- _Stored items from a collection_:

++++++++++

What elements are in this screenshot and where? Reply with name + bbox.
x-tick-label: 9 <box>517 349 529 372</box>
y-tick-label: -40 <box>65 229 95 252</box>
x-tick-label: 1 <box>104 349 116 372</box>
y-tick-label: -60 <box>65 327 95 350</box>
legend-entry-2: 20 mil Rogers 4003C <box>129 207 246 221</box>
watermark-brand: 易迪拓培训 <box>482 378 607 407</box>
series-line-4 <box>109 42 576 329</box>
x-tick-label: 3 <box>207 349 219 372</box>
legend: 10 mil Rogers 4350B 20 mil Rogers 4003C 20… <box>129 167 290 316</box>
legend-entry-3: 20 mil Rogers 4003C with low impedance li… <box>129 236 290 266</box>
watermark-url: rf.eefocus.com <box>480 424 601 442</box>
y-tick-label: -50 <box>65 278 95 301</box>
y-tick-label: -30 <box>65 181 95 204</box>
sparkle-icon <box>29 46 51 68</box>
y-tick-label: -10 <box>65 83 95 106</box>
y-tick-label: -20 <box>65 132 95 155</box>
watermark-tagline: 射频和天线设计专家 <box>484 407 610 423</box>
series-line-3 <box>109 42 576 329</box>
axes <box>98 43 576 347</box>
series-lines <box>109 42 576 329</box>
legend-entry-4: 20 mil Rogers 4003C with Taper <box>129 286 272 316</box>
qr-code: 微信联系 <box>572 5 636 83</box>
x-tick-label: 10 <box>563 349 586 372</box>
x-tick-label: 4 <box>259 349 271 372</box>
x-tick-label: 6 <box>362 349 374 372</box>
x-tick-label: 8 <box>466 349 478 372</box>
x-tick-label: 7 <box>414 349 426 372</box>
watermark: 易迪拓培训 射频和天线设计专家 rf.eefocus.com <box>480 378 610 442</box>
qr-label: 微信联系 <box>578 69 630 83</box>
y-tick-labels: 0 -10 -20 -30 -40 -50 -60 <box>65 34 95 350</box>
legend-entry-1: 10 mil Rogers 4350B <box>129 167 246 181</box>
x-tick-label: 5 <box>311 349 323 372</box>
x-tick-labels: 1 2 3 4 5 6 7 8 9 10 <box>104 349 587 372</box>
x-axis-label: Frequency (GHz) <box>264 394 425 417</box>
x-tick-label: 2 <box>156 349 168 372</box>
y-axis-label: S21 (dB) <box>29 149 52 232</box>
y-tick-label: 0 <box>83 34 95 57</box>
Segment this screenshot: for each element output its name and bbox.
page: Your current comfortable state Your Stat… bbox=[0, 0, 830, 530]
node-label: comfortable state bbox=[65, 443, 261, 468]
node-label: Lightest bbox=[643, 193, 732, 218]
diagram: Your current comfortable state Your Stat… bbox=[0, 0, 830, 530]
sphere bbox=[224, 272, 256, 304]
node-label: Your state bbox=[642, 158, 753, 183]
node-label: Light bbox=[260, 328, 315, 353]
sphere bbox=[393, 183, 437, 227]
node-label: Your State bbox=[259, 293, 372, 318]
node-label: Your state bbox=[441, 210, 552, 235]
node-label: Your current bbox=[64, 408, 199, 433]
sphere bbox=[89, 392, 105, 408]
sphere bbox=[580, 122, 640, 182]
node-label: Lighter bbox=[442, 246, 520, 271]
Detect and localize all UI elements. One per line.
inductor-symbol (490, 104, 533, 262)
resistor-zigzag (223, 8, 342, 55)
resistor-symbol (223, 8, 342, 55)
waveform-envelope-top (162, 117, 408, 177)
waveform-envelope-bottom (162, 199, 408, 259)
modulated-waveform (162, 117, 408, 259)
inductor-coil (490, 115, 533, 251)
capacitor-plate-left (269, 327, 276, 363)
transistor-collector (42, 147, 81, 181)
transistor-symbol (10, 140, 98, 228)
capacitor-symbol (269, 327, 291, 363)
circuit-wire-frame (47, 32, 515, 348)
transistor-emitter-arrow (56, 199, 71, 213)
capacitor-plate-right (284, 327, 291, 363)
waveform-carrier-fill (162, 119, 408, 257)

++++++++++

- _Given task_: Reproduce every one of the records above line for line, with no changes.

- _Solution to this exercise_:
What elements are in this screenshot and where? Reply with name + bbox.
x-tick-label: 9 <box>517 349 529 372</box>
y-tick-label: -40 <box>65 229 95 252</box>
x-tick-label: 1 <box>104 349 116 372</box>
y-tick-label: -60 <box>65 327 95 350</box>
legend-entry-2: 20 mil Rogers 4003C <box>129 207 246 221</box>
watermark-brand: 易迪拓培训 <box>482 378 607 407</box>
series-line-4 <box>109 42 576 329</box>
x-tick-label: 3 <box>207 349 219 372</box>
legend: 10 mil Rogers 4350B 20 mil Rogers 4003C 20… <box>129 167 290 316</box>
legend-entry-3: 20 mil Rogers 4003C with low impedance li… <box>129 236 290 266</box>
watermark-url: rf.eefocus.com <box>480 424 601 442</box>
y-tick-label: -50 <box>65 278 95 301</box>
y-tick-label: -30 <box>65 181 95 204</box>
sparkle-icon <box>29 46 51 68</box>
y-tick-label: -10 <box>65 83 95 106</box>
y-tick-label: -20 <box>65 132 95 155</box>
watermark-tagline: 射频和天线设计专家 <box>484 407 610 423</box>
series-line-3 <box>109 42 576 329</box>
axes <box>98 43 576 347</box>
series-lines <box>109 42 576 329</box>
legend-entry-4: 20 mil Rogers 4003C with Taper <box>129 286 272 316</box>
qr-code: 微信联系 <box>572 5 636 83</box>
x-tick-label: 10 <box>563 349 586 372</box>
x-tick-label: 4 <box>259 349 271 372</box>
x-tick-label: 6 <box>362 349 374 372</box>
x-tick-label: 8 <box>466 349 478 372</box>
x-tick-label: 7 <box>414 349 426 372</box>
watermark: 易迪拓培训 射频和天线设计专家 rf.eefocus.com <box>480 378 610 442</box>
qr-label: 微信联系 <box>578 69 630 83</box>
y-tick-labels: 0 -10 -20 -30 -40 -50 -60 <box>65 34 95 350</box>
legend-entry-1: 10 mil Rogers 4350B <box>129 167 246 181</box>
x-tick-label: 5 <box>311 349 323 372</box>
x-tick-labels: 1 2 3 4 5 6 7 8 9 10 <box>104 349 587 372</box>
x-axis-label: Frequency (GHz) <box>264 394 425 417</box>
x-tick-label: 2 <box>156 349 168 372</box>
y-axis-label: S21 (dB) <box>29 149 52 232</box>
y-tick-label: 0 <box>83 34 95 57</box>
Segment this screenshot: for each element output its name and bbox.
page: Your current comfortable state Your Stat… bbox=[0, 0, 830, 530]
node-label: comfortable state bbox=[65, 443, 261, 468]
node-label: Lightest bbox=[643, 193, 732, 218]
diagram: Your current comfortable state Your Stat… bbox=[0, 0, 830, 530]
sphere bbox=[224, 272, 256, 304]
node-label: Your state bbox=[642, 158, 753, 183]
node-label: Light bbox=[260, 328, 315, 353]
sphere bbox=[393, 183, 437, 227]
node-label: Your State bbox=[259, 293, 372, 318]
node-label: Your state bbox=[441, 210, 552, 235]
node-label: Your current bbox=[64, 408, 199, 433]
sphere bbox=[89, 392, 105, 408]
sphere bbox=[580, 122, 640, 182]
node-label: Lighter bbox=[442, 246, 520, 271]
Detect and localize all UI elements. One per line.
inductor-symbol (490, 104, 533, 262)
resistor-zigzag (223, 8, 342, 55)
resistor-symbol (223, 8, 342, 55)
waveform-envelope-top (162, 117, 408, 177)
waveform-envelope-bottom (162, 199, 408, 259)
modulated-waveform (162, 117, 408, 259)
inductor-coil (490, 115, 533, 251)
capacitor-plate-left (269, 327, 276, 363)
transistor-collector (42, 147, 81, 181)
transistor-symbol (10, 140, 98, 228)
capacitor-symbol (269, 327, 291, 363)
circuit-wire-frame (47, 32, 515, 348)
transistor-emitter-arrow (56, 199, 71, 213)
capacitor-plate-right (284, 327, 291, 363)
waveform-carrier-fill (162, 119, 408, 257)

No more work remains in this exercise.